MATERIAL FOR THE TASK:
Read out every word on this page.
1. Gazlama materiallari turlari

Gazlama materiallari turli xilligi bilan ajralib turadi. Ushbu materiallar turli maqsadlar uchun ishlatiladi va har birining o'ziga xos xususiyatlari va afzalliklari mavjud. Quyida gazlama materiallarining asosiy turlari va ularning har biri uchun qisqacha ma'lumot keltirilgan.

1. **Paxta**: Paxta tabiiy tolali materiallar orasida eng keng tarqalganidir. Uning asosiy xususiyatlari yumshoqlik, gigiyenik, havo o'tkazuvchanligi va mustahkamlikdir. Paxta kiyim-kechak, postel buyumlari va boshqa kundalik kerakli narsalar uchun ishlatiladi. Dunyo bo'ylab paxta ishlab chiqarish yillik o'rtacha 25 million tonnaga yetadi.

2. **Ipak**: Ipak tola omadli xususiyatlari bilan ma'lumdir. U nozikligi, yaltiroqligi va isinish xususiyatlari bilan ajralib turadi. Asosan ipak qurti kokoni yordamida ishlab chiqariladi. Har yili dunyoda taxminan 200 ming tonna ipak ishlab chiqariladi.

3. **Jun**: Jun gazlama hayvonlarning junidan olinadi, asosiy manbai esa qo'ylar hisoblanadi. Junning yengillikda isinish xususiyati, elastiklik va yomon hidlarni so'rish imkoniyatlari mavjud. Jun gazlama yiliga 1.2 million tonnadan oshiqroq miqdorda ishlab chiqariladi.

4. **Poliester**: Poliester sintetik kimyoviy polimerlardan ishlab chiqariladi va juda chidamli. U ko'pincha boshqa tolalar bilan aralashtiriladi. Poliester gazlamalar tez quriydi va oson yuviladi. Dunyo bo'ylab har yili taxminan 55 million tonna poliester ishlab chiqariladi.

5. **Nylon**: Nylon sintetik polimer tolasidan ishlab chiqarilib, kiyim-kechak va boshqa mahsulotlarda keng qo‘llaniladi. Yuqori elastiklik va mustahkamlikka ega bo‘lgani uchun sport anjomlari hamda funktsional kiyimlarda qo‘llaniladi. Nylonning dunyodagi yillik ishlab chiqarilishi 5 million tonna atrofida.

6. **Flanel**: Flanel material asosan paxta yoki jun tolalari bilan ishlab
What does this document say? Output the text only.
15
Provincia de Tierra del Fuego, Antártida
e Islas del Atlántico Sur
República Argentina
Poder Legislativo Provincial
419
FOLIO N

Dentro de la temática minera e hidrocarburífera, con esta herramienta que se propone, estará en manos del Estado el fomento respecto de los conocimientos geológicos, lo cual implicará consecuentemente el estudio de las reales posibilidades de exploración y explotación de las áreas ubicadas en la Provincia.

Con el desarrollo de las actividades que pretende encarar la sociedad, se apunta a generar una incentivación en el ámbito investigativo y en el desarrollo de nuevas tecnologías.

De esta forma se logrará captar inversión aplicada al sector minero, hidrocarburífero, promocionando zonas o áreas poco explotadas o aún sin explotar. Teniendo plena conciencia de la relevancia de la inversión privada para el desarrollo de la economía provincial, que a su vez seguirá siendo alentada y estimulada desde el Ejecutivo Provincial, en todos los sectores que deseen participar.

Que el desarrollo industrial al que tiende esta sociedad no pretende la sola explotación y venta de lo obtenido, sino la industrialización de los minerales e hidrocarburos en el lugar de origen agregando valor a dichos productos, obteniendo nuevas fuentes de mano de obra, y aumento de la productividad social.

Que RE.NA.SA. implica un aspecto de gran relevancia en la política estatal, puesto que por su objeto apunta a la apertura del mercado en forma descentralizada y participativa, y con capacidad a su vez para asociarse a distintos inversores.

TO BE DONE:
Each line above must be printed exactly as it appears.

REPLY TO THE EXERCISE:
Read out every word on this page.
1. Gazlama materiallari turlari

Gazlama materiallari turli xilligi bilan ajralib turadi. Ushbu materiallar turli maqsadlar uchun ishlatiladi va har birining o'ziga xos xususiyatlari va afzalliklari mavjud. Quyida gazlama materiallarining asosiy turlari va ularning har biri uchun qisqacha ma'lumot keltirilgan.

1. **Paxta**: Paxta tabiiy tolali materiallar orasida eng keng tarqalganidir. Uning asosiy xususiyatlari yumshoqlik, gigiyenik, havo o'tkazuvchanligi va mustahkamlikdir. Paxta kiyim-kechak, postel buyumlari va boshqa kundalik kerakli narsalar uchun ishlatiladi. Dunyo bo'ylab paxta ishlab chiqarish yillik o'rtacha 25 million tonnaga yetadi.

2. **Ipak**: Ipak tola omadli xususiyatlari bilan ma'lumdir. U nozikligi, yaltiroqligi va isinish xususiyatlari bilan ajralib turadi. Asosan ipak qurti kokoni yordamida ishlab chiqariladi. Har yili dunyoda taxminan 200 ming tonna ipak ishlab chiqariladi.

3. **Jun**: Jun gazlama hayvonlarning junidan olinadi, asosiy manbai esa qo'ylar hisoblanadi. Junning yengillikda isinish xususiyati, elastiklik va yomon hidlarni so'rish imkoniyatlari mavjud. Jun gazlama yiliga 1.2 million tonnadan oshiqroq miqdorda ishlab chiqariladi.

4. **Poliester**: Poliester sintetik kimyoviy polimerlardan ishlab chiqariladi va juda chidamli. U ko'pincha boshqa tolalar bilan aralashtiriladi. Poliester gazlamalar tez quriydi va oson yuviladi. Dunyo bo'ylab har yili taxminan 55 million tonna poliester ishlab chiqariladi.

5. **Nylon**: Nylon sintetik polimer tolasidan ishlab chiqarilib, kiyim-kechak va boshqa mahsulotlarda keng qo‘llaniladi. Yuqori elastiklik va mustahkamlikka ega bo‘lgani uchun sport anjomlari hamda funktsional kiyimlarda qo‘llaniladi. Nylonning dunyodagi yillik ishlab chiqarilishi 5 million tonna atrofida.

6. **Flanel**: Flanel material asosan paxta yoki jun tolalari bilan ishlab
What does this document say? Output the text only.
15
Provincia de Tierra del Fuego, Antártida
e Islas del Atlántico Sur
República Argentina
Poder Legislativo Provincial
419
FOLIO N

Dentro de la temática minera e hidrocarburífera, con esta herramienta que se propone, estará en manos del Estado el fomento respecto de los conocimientos geológicos, lo cual implicará consecuentemente el estudio de las reales posibilidades de exploración y explotación de las áreas ubicadas en la Provincia.

Con el desarrollo de las actividades que pretende encarar la sociedad, se apunta a generar una incentivación en el ámbito investigativo y en el desarrollo de nuevas tecnologías.

De esta forma se logrará captar inversión aplicada al sector minero, hidrocarburífero, promocionando zonas o áreas poco explotadas o aún sin explotar. Teniendo plena conciencia de la relevancia de la inversión privada para el desarrollo de la economía provincial, que a su vez seguirá siendo alentada y estimulada desde el Ejecutivo Provincial, en todos los sectores que deseen participar.

Que el desarrollo industrial al que tiende esta sociedad no pretende la sola explotación y venta de lo obtenido, sino la industrialización de los minerales e hidrocarburos en el lugar de origen agregando valor a dichos productos, obteniendo nuevas fuentes de mano de obra, y aumento de la productividad social.

Que RE.NA.SA. implica un aspecto de gran relevancia en la política estatal, puesto que por su objeto apunta a la apertura del mercado en forma descentralizada y participativa, y con capacidad a su vez para asociarse a distintos inversores.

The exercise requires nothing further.